Supplied records:
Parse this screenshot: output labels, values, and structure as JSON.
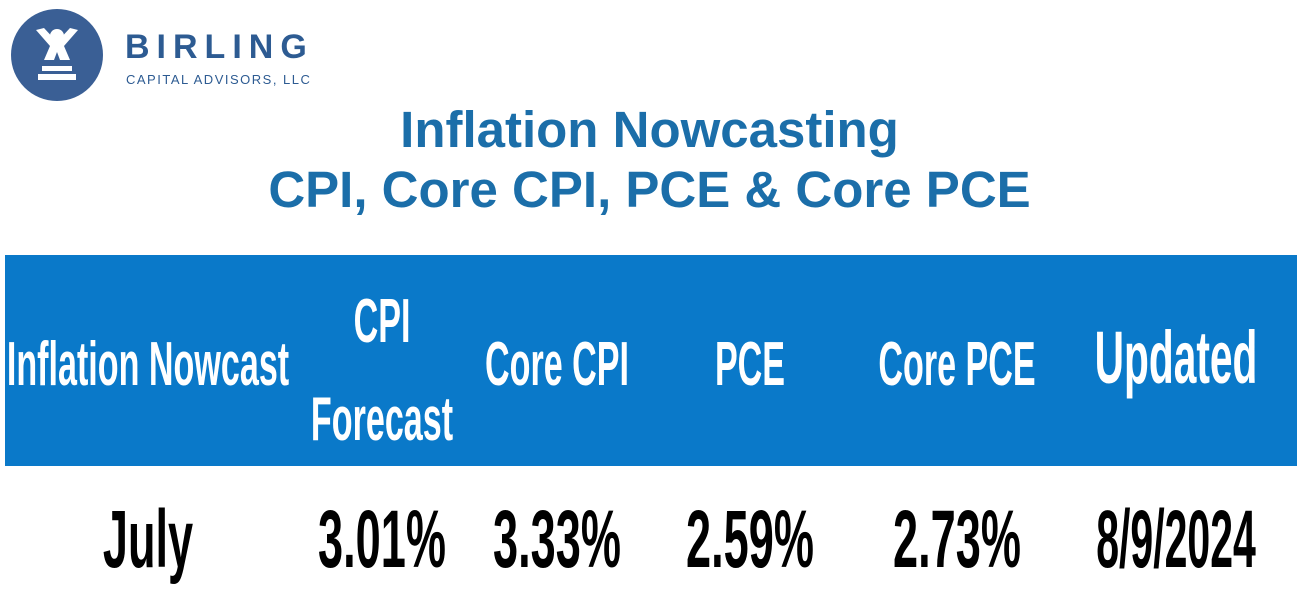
{
  "logo": {
    "name": "BIRLING",
    "subtitle": "CAPITAL ADVISORS, LLC"
  },
  "title": {
    "line1": "Inflation Nowcasting",
    "line2": "CPI, Core CPI, PCE & Core PCE"
  },
  "table": {
    "header": [
      "Inflation Nowcast",
      "CPI Forecast",
      "Core CPI",
      "PCE",
      "Core PCE",
      "Updated"
    ],
    "rows": [
      [
        "July",
        "3.01%",
        "3.33%",
        "2.59%",
        "2.73%",
        "8/9/2024"
      ]
    ]
  }
}
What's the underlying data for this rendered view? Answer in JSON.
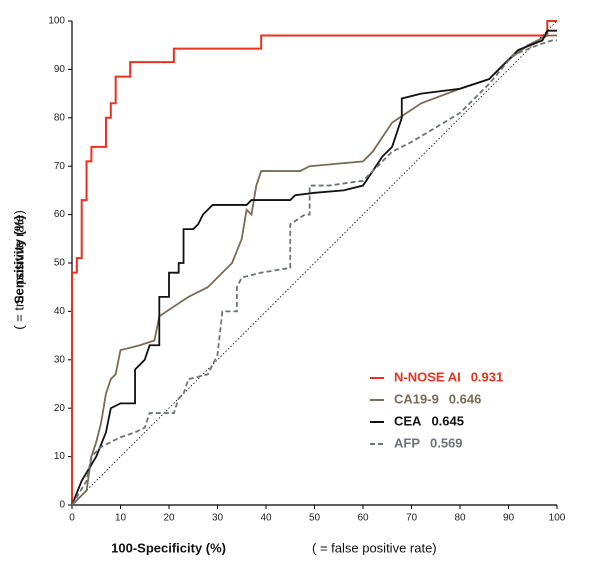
{
  "chart_data": {
    "type": "line",
    "x_label": "100-Specificity (%)",
    "x_label_note": "( = false positive rate)",
    "y_label": "Sensitivity (%)",
    "y_label_note": "( = true positive rate)",
    "xlim": [
      0,
      100
    ],
    "ylim": [
      0,
      100
    ],
    "xticks": [
      0,
      10,
      20,
      30,
      40,
      50,
      60,
      70,
      80,
      90,
      100
    ],
    "yticks": [
      0,
      10,
      20,
      30,
      40,
      50,
      60,
      70,
      80,
      90,
      100
    ],
    "diagonal": true,
    "series": [
      {
        "name": "N-NOSE AI",
        "auc": 0.931,
        "color": "#e8321e",
        "dashed": false,
        "x": [
          0,
          0,
          1,
          1,
          2,
          2,
          3,
          3,
          4,
          4,
          7,
          7,
          8,
          8,
          9,
          9,
          12,
          12,
          21,
          21,
          39,
          39,
          98,
          98,
          100
        ],
        "values": [
          0,
          48,
          48,
          51,
          51,
          63,
          63,
          71,
          71,
          74,
          74,
          80,
          80,
          83,
          83,
          88.5,
          88.5,
          91.5,
          91.5,
          94.3,
          94.3,
          97,
          97,
          100,
          100
        ]
      },
      {
        "name": "CA19-9",
        "auc": 0.646,
        "color": "#7a6b55",
        "dashed": false,
        "x": [
          0,
          3,
          4,
          5,
          6,
          7,
          8,
          9,
          10,
          14,
          17,
          18,
          24,
          28,
          30,
          33,
          35,
          36,
          37,
          38,
          39,
          47,
          49,
          60,
          62,
          64,
          66,
          72,
          80,
          86,
          90,
          94,
          98,
          100
        ],
        "values": [
          0,
          3,
          10,
          13,
          17,
          23,
          26,
          27,
          32,
          33,
          34,
          39,
          43,
          45,
          47,
          50,
          55,
          61,
          60,
          66,
          69,
          69,
          70,
          71,
          73,
          76,
          79,
          83,
          86,
          88,
          92,
          95,
          97,
          97
        ]
      },
      {
        "name": "CEA",
        "auc": 0.645,
        "color": "#111111",
        "dashed": false,
        "x": [
          0,
          2,
          5,
          7,
          8,
          10,
          13,
          13,
          15,
          16,
          18,
          18,
          20,
          20,
          22,
          22,
          23,
          23,
          25,
          26,
          27,
          29,
          36,
          37,
          45,
          46,
          50,
          56,
          60,
          64,
          66,
          68,
          68,
          72,
          80,
          86,
          92,
          97,
          98,
          100
        ],
        "values": [
          0,
          5,
          10,
          15,
          20,
          21,
          21,
          28,
          30,
          33,
          33,
          43,
          43,
          48,
          48,
          50,
          50,
          57,
          57,
          58,
          60,
          62,
          62,
          63,
          63,
          64,
          64.5,
          65,
          66,
          72,
          74,
          80,
          84,
          85,
          86,
          88,
          94,
          96,
          98,
          98
        ]
      },
      {
        "name": "AFP",
        "auc": 0.569,
        "color": "#6c7378",
        "dashed": true,
        "x": [
          0,
          3,
          4,
          6,
          8,
          10,
          13,
          15,
          16,
          21,
          22,
          23,
          24,
          28,
          29,
          30,
          31,
          34,
          34,
          35,
          39,
          45,
          45,
          48,
          49,
          49,
          53,
          60,
          64,
          66,
          70,
          80,
          86,
          91,
          96,
          99,
          100
        ],
        "values": [
          0,
          5,
          10,
          12,
          13,
          14,
          15,
          16,
          19,
          19,
          22,
          23,
          26,
          27,
          29,
          31,
          40,
          40,
          45,
          47,
          48,
          49,
          58,
          60,
          60,
          66,
          66,
          67,
          71,
          73,
          75,
          81,
          87,
          93,
          95,
          96,
          96
        ]
      }
    ]
  }
}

Task description:
Collect each line containing the string "Inflation".

Full answer:
    "line1": "Inflation Nowcasting",
      "Inflation Nowcast",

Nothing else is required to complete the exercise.